> _Request_
Please output the lines shown below exactly as they appear.

---------- Source records

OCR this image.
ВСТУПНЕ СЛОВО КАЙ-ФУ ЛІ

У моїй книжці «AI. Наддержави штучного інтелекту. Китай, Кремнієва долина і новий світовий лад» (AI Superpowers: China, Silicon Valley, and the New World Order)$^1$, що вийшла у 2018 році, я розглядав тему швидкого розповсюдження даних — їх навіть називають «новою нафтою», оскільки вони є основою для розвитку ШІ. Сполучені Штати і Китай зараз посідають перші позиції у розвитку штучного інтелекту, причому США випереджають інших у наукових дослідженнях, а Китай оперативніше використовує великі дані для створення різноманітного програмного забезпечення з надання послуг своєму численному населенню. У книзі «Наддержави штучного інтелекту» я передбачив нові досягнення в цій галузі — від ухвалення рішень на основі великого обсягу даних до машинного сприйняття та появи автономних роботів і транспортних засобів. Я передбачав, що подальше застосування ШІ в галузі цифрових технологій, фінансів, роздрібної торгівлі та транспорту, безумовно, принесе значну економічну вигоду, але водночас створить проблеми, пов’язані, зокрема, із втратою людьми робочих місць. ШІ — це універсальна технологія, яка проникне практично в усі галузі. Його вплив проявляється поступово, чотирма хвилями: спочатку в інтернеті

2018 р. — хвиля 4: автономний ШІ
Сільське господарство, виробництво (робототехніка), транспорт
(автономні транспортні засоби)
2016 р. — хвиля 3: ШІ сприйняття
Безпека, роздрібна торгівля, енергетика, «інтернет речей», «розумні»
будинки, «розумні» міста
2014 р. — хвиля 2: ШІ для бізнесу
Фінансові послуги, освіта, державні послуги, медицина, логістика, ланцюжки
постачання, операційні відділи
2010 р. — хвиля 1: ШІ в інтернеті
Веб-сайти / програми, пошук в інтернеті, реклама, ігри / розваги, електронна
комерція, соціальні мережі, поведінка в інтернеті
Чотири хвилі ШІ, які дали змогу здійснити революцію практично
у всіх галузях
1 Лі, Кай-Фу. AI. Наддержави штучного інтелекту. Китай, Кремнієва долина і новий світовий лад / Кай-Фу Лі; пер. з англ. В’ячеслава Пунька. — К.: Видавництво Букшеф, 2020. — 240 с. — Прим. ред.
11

--------------------

> _Expected answer_
OCR this image.
ВСТУПНЕ СЛОВО КАЙ-ФУ ЛІ

У моїй книжці «AI. Наддержави штучного інтелекту. Китай, Кремнієва долина і новий світовий лад» (AI Superpowers: China, Silicon Valley, and the New World Order)$^1$, що вийшла у 2018 році, я розглядав тему швидкого розповсюдження даних — їх навіть називають «новою нафтою», оскільки вони є основою для розвитку ШІ. Сполучені Штати і Китай зараз посідають перші позиції у розвитку штучного інтелекту, причому США випереджають інших у наукових дослідженнях, а Китай оперативніше використовує великі дані для створення різноманітного програмного забезпечення з надання послуг своєму численному населенню. У книзі «Наддержави штучного інтелекту» я передбачив нові досягнення в цій галузі — від ухвалення рішень на основі великого обсягу даних до машинного сприйняття та появи автономних роботів і транспортних засобів. Я передбачав, що подальше застосування ШІ в галузі цифрових технологій, фінансів, роздрібної торгівлі та транспорту, безумовно, принесе значну економічну вигоду, але водночас створить проблеми, пов’язані, зокрема, із втратою людьми робочих місць. ШІ — це універсальна технологія, яка проникне практично в усі галузі. Його вплив проявляється поступово, чотирма хвилями: спочатку в інтернеті

2018 р. — хвиля 4: автономний ШІ
Сільське господарство, виробництво (робототехніка), транспорт
(автономні транспортні засоби)
2016 р. — хвиля 3: ШІ сприйняття
Безпека, роздрібна торгівля, енергетика, «інтернет речей», «розумні»
будинки, «розумні» міста
2014 р. — хвиля 2: ШІ для бізнесу
Фінансові послуги, освіта, державні послуги, медицина, логістика, ланцюжки
постачання, операційні відділи
2010 р. — хвиля 1: ШІ в інтернеті
Веб-сайти / програми, пошук в інтернеті, реклама, ігри / розваги, електронна
комерція, соціальні мережі, поведінка в інтернеті
Чотири хвилі ШІ, які дали змогу здійснити революцію практично
у всіх галузях
1 Лі, Кай-Фу. AI. Наддержави штучного інтелекту. Китай, Кремнієва долина і новий світовий лад / Кай-Фу Лі; пер. з англ. В’ячеслава Пунька. — К.: Видавництво Букшеф, 2020. — 240 с. — Прим. ред.
11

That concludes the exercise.